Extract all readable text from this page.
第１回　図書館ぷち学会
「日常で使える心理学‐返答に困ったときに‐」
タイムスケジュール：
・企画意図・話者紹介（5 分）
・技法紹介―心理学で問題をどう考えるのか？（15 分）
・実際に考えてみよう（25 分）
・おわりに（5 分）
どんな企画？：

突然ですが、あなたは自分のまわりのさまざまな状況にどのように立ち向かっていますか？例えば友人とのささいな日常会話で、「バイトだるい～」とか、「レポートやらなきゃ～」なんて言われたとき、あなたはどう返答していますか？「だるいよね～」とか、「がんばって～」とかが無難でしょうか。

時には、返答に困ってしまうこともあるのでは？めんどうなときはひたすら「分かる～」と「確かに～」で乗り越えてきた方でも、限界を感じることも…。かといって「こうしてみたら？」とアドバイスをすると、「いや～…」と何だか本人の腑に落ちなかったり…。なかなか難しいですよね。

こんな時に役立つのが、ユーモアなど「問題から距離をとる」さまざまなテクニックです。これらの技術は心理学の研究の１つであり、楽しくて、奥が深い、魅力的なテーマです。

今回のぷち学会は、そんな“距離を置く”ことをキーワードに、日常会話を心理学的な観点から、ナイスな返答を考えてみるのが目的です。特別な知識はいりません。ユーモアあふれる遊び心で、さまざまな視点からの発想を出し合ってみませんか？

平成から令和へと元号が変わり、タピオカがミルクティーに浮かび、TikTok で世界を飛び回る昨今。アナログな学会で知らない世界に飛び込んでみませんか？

————

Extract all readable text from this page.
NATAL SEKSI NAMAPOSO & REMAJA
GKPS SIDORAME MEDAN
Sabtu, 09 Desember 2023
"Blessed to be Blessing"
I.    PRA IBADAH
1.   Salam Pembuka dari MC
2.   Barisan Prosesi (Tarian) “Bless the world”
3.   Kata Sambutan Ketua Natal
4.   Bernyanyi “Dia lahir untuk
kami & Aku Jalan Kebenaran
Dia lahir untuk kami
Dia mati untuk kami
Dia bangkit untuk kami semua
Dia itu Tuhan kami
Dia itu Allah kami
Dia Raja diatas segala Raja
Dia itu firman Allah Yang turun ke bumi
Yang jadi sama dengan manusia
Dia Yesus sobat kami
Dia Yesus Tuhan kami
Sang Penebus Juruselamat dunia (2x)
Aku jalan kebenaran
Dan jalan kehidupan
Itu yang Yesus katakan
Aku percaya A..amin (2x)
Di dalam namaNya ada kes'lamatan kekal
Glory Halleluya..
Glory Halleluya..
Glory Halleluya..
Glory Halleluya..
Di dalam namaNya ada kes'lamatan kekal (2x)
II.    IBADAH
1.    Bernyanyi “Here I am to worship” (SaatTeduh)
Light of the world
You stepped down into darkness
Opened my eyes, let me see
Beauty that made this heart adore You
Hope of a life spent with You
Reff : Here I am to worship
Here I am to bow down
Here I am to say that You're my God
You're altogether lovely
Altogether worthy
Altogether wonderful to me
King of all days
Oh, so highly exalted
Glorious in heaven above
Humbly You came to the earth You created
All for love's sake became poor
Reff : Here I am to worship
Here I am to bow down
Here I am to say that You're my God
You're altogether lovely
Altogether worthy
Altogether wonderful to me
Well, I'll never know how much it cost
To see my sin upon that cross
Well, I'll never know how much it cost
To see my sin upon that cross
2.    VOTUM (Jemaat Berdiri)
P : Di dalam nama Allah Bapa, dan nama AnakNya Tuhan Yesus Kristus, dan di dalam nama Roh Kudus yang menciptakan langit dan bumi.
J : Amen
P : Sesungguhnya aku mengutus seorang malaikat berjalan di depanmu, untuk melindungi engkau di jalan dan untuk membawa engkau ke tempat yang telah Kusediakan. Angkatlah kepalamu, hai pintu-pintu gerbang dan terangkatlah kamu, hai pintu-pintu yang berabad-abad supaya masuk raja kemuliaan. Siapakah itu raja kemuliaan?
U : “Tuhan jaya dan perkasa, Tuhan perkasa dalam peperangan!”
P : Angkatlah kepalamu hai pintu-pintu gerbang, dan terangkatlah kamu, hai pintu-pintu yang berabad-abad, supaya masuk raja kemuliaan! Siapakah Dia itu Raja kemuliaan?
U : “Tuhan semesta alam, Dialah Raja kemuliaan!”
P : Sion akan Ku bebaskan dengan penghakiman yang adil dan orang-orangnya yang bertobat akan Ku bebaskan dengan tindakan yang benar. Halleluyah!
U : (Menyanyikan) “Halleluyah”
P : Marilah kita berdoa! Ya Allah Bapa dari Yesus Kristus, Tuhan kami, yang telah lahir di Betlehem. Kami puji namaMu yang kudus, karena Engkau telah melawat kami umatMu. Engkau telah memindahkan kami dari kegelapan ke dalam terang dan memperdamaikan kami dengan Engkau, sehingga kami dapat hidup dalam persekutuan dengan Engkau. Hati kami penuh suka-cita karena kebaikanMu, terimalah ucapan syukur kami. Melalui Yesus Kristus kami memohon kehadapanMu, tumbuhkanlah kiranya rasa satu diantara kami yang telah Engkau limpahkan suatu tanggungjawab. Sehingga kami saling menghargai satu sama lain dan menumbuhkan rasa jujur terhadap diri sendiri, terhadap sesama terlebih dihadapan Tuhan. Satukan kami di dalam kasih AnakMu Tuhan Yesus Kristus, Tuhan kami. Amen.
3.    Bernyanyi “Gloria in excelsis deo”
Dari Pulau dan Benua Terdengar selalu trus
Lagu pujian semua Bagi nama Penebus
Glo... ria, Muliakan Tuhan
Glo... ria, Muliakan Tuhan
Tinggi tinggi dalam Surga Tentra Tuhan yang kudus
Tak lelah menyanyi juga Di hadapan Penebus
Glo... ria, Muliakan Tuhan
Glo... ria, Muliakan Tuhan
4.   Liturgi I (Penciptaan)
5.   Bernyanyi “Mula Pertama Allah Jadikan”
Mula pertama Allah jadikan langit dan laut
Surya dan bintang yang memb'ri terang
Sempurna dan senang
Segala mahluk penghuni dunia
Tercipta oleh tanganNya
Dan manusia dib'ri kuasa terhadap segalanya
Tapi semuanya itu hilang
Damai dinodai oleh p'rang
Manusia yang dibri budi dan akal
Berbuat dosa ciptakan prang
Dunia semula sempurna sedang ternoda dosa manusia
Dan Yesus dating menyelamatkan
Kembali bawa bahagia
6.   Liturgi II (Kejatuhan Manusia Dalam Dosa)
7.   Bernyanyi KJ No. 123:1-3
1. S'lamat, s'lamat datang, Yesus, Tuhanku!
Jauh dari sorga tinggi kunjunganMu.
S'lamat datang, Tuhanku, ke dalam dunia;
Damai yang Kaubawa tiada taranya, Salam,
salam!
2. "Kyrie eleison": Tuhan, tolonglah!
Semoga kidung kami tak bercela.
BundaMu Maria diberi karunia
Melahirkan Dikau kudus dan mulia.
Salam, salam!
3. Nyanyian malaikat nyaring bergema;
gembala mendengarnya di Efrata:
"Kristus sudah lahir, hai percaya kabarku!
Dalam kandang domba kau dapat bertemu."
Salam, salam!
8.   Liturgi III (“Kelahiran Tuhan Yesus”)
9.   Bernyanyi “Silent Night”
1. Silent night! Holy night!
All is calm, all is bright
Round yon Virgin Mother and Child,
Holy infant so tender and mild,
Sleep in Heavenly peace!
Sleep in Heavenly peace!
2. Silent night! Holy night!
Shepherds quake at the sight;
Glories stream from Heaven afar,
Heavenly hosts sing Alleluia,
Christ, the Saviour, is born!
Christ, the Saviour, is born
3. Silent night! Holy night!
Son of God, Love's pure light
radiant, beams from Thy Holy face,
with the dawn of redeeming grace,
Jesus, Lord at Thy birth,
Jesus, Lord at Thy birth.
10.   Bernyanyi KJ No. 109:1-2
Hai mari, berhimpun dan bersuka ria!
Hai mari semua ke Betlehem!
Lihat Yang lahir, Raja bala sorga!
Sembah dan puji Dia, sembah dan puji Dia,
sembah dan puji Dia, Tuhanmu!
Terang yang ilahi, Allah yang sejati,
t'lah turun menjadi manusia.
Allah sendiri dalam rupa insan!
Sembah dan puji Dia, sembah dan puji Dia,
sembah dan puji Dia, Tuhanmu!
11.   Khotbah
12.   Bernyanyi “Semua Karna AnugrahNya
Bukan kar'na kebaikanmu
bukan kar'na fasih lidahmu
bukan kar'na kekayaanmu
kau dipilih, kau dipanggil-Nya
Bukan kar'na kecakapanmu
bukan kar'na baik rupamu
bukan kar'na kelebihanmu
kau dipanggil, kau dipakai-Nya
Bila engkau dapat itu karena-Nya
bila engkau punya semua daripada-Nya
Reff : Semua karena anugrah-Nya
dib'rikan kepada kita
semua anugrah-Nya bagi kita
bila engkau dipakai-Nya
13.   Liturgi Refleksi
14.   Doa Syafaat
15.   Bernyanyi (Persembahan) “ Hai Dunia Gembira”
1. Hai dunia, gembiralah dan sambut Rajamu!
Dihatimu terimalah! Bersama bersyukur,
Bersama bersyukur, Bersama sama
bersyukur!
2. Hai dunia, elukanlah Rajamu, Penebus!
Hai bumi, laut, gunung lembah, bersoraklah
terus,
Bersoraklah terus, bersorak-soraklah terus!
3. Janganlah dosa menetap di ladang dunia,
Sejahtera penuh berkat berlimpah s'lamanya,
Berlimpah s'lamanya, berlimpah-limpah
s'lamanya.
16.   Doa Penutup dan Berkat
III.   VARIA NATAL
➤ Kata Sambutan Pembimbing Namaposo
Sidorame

————

**Directions**
Select the lines in this material that hold the word "world", leaving none out.

**Output below**
2.   Barisan Prosesi (Tarian) “Bless the world”
Light of the world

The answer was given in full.